BEGIN EXCERPT

The fight over approving the Keystone XL pipeline for crossing the U.S./Canadian border has been on-going for six years. During that time the only obstacle has been a combination of President Barack Obama’s never-ending regulatory scrutiny and the Democrat-controlled Senate.

Now, though, the political winds are blowing in a different direction. In a last ditch effort to save Louisiana Senator Mary Landrieu in a run-off election with Republican David Cassidy, Democrats have decided to finally let a Keystone bill come to a vote.

The bill in question is Senator John Hoeven’s bill (the House is debating a duplicate version introduced by Landrieu’s opponent Rep. David Cassidy as I write this). Hoeven has been trying to bring the bill to a vote in the Senate since 2010 when he was first elected to that chamber. Standing in his way?

The Democrat majority.

For Heitkamp to blast Republicans for wanting to take credit for the Keystone pipeline, even as her party only moves to embrace it out of a cynical political consideration, is entirely hypocritical. Not the least because Heitkamp herself voted for to keep one of the chief architects of Keystone obstructionism – Senator Harry Reid – as Majority Leader when she was first elected in 2012.

Heitkamp may have changed her tune of late – she just today voted against Reid as leader of her caucus for the next Congress – but that’s beside the point. Were it not for Democrats, the Keystone pipeline would have been built by now and taking up to 100,000 barrels per day of Bakken oil off of our overcrowded rails and roads.

Democrats aren’t finally allowing a vote on the Keystone pipeline because it’s good policy. They’re allowing a vote because of election year politics.

How much credit do they deserve for that?

END EXCERPT
BEGIN RECORD EXCERPTS

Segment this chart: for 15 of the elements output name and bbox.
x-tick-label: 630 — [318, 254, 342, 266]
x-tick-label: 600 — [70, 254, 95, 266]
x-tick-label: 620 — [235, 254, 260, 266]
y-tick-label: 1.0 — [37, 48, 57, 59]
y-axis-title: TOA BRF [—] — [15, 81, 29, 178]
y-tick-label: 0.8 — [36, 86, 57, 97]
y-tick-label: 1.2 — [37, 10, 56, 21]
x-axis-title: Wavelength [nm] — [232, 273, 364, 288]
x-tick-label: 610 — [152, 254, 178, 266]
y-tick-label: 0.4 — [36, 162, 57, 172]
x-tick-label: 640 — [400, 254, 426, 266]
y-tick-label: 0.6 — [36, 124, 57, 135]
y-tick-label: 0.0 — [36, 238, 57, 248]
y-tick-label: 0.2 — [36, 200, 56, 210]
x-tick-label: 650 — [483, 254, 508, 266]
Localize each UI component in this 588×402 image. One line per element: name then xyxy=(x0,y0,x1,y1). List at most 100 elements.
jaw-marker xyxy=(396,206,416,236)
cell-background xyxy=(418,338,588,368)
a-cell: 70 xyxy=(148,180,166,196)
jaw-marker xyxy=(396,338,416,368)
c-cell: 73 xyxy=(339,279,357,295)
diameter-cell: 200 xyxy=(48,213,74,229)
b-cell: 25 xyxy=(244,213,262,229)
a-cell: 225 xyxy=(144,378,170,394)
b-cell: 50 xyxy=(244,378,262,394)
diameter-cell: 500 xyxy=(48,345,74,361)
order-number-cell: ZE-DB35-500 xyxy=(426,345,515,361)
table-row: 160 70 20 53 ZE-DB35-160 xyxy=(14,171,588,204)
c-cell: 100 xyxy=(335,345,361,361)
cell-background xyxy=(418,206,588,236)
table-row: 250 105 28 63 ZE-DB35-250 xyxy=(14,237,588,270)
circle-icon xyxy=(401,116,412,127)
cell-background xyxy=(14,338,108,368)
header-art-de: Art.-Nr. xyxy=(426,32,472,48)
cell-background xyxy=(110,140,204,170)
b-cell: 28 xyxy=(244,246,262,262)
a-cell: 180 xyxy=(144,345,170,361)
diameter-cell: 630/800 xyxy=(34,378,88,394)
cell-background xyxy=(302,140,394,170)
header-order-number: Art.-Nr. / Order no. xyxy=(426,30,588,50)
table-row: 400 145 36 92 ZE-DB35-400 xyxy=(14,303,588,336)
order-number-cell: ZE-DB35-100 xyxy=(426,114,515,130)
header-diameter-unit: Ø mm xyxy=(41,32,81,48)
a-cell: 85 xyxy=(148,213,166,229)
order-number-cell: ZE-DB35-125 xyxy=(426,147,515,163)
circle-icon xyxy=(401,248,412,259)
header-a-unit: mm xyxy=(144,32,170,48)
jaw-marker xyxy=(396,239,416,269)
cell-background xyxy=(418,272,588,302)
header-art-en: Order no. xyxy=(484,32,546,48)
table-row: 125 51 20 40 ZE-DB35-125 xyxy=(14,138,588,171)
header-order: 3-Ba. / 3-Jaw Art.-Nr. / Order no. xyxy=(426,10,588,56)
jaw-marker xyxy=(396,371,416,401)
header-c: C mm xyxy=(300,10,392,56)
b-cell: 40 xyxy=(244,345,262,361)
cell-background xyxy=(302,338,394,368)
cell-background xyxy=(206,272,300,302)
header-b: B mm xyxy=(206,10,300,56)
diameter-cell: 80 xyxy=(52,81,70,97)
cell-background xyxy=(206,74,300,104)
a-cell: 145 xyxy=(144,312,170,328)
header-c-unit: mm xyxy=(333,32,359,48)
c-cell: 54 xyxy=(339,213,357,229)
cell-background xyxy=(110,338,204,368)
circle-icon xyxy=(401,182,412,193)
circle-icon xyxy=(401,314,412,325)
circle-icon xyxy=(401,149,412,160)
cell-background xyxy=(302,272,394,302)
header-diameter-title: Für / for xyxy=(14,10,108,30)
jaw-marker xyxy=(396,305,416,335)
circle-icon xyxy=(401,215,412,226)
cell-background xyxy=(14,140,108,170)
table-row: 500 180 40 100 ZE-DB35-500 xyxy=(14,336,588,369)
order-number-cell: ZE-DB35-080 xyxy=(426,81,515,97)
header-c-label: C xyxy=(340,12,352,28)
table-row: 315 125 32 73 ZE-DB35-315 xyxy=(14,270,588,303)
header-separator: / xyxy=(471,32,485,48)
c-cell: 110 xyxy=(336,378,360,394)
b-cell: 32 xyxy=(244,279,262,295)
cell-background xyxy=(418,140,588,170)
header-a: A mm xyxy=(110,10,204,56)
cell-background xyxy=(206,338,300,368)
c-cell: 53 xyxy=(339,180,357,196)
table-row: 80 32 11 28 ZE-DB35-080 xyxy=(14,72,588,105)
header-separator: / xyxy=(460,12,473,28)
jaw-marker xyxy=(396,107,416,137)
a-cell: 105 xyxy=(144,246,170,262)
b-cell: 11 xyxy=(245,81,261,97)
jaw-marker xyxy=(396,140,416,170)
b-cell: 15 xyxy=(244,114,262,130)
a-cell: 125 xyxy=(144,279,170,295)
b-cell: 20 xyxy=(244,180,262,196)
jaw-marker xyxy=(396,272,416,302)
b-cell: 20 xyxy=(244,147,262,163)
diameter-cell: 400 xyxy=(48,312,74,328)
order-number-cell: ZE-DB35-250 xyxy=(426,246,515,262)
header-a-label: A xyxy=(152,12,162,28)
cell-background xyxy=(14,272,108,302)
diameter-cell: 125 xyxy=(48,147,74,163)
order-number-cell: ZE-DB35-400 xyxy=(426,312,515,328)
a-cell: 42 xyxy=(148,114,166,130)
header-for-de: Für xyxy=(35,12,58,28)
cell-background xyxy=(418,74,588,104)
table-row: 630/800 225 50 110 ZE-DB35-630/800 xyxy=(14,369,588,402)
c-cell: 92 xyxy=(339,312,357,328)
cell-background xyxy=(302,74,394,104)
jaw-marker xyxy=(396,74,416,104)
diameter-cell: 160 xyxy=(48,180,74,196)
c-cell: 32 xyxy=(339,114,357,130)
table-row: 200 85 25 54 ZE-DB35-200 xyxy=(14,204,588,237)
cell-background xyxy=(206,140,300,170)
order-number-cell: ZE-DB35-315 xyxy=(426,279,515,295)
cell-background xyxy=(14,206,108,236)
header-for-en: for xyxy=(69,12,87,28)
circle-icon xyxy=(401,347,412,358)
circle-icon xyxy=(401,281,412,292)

END RECORD EXCERPTS

→ APPLY WHAT YOU READ:
a. Update the Keystone pipeline piece from "The Democrat majority." to "rails and roads.", replacing "Keystone" with "Keystone XL".
b. Summarize the Keystone pipeline piece in two sentences.
c. According to the Keystone pipeline piece, since when has Hoeven been trying to bring his bill to a vote in the Senate?
None of this work calls for the material.

→ PROBLEM SOLUTIONS:
a.
The Democrat majority.

For Heitkamp to blast Republicans for wanting to take credit for the Keystone XL pipeline, even as her party only moves to embrace it out of a cynical political consideration, is entirely hypocritical. Not the least because Heitkamp herself voted for to keep one of the chief architects of Keystone XL obstructionism – Senator Harry Reid – as Majority Leader when she was first elected in 2012.

Heitkamp may have changed her tune of late – she just today voted against Reid as leader of her caucus for the next Congress – but that’s beside the point. Were it not for Democrats, the Keystone XL pipeline would have been built by now and taking up to 100,000 barrels per day of Bakken oil off of our overcrowded rails and roads.

b. For six years, approval of the Keystone XL pipeline has been blocked by President Barack Obama's regulatory scrutiny and the Democrat-controlled Senate. Democrats are now letting Senator John Hoeven's bill come to a vote to help Louisiana Senator Mary Landrieu in a run-off election, which the writer calls election year politics rather than good policy and cites to call Heitkamp's criticism of Republicans hypocritical.

c. Since 2010, when he was first elected to the Senate.